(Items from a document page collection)
————————
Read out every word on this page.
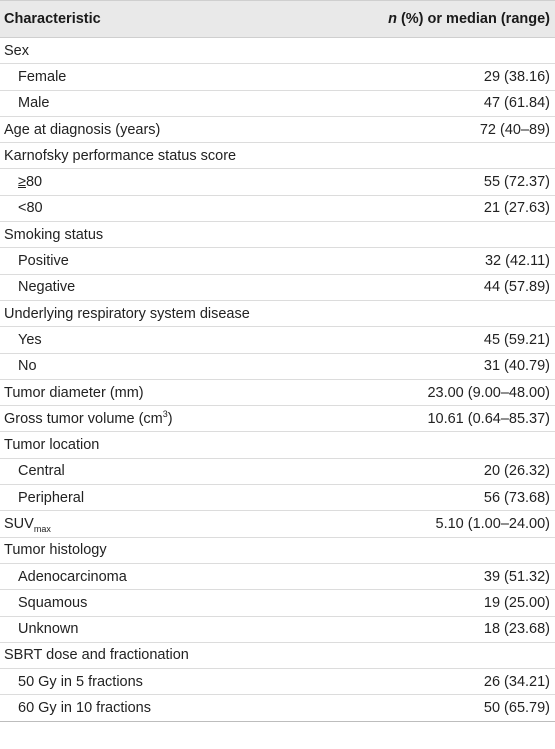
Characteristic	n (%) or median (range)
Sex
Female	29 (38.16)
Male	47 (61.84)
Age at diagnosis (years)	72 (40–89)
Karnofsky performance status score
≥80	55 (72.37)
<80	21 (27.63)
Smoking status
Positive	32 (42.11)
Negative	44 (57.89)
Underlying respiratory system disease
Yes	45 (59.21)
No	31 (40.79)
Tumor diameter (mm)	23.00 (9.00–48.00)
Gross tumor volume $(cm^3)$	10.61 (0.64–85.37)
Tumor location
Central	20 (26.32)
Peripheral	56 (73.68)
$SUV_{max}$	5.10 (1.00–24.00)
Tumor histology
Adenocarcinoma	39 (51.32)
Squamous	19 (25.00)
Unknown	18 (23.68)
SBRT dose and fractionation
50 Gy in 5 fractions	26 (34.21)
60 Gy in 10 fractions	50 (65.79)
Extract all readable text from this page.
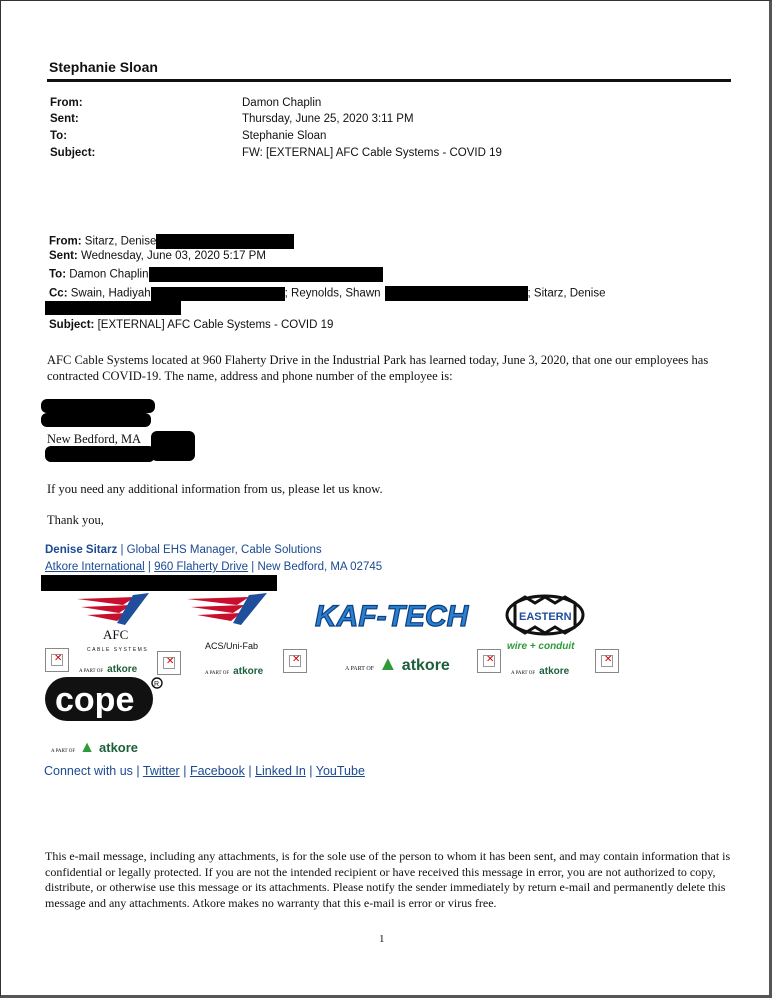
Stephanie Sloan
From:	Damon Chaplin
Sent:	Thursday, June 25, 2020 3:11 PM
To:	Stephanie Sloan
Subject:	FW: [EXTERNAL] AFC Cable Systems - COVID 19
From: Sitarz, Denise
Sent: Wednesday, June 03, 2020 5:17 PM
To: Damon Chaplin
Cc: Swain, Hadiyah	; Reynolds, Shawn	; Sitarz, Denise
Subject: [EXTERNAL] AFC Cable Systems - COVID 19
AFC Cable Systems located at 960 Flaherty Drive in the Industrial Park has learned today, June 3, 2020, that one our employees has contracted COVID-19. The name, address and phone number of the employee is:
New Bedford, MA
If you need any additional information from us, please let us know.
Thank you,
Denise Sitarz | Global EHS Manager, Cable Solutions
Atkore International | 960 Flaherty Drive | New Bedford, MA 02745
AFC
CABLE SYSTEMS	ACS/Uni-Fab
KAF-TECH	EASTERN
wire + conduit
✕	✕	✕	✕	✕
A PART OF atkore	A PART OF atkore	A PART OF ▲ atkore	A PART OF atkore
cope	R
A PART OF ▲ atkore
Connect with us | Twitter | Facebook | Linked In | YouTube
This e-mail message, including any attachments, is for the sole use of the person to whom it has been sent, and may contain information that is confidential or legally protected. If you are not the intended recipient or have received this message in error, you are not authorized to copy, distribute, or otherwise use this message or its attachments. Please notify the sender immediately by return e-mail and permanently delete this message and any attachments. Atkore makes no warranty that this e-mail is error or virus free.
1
————————
*Task to carry out:*
Transcribe every entry above exactly. Omit all pictures.

*Answer area:*
Read out every word on this page.
Characteristic	n (%) or median (range)
Sex
Female	29 (38.16)
Male	47 (61.84)
Age at diagnosis (years)	72 (40–89)
Karnofsky performance status score
≥80	55 (72.37)
<80	21 (27.63)
Smoking status
Positive	32 (42.11)
Negative	44 (57.89)
Underlying respiratory system disease
Yes	45 (59.21)
No	31 (40.79)
Tumor diameter (mm)	23.00 (9.00–48.00)
Gross tumor volume $(cm^3)$	10.61 (0.64–85.37)
Tumor location
Central	20 (26.32)
Peripheral	56 (73.68)
$SUV_{max}$	5.10 (1.00–24.00)
Tumor histology
Adenocarcinoma	39 (51.32)
Squamous	19 (25.00)
Unknown	18 (23.68)
SBRT dose and fractionation
50 Gy in 5 fractions	26 (34.21)
60 Gy in 10 fractions	50 (65.79)
Extract all readable text from this page.
Stephanie Sloan
From:	Damon Chaplin
Sent:	Thursday, June 25, 2020 3:11 PM
To:	Stephanie Sloan
Subject:	FW: [EXTERNAL] AFC Cable Systems - COVID 19
From: Sitarz, Denise
Sent: Wednesday, June 03, 2020 5:17 PM
To: Damon Chaplin
Cc: Swain, Hadiyah	; Reynolds, Shawn	; Sitarz, Denise
Subject: [EXTERNAL] AFC Cable Systems - COVID 19
AFC Cable Systems located at 960 Flaherty Drive in the Industrial Park has learned today, June 3, 2020, that one our employees has contracted COVID-19. The name, address and phone number of the employee is:
New Bedford, MA
If you need any additional information from us, please let us know.
Thank you,
Denise Sitarz | Global EHS Manager, Cable Solutions
Atkore International | 960 Flaherty Drive | New Bedford, MA 02745
AFC
CABLE SYSTEMS	ACS/Uni-Fab
KAF-TECH	EASTERN
wire + conduit
✕	✕	✕	✕	✕
A PART OF atkore	A PART OF atkore	A PART OF ▲ atkore	A PART OF atkore
cope	R
A PART OF ▲ atkore
Connect with us | Twitter | Facebook | Linked In | YouTube
This e-mail message, including any attachments, is for the sole use of the person to whom it has been sent, and may contain information that is confidential or legally protected. If you are not the intended recipient or have received this message in error, you are not authorized to copy, distribute, or otherwise use this message or its attachments. Please notify the sender immediately by return e-mail and permanently delete this message and any attachments. Atkore makes no warranty that this e-mail is error or virus free.
1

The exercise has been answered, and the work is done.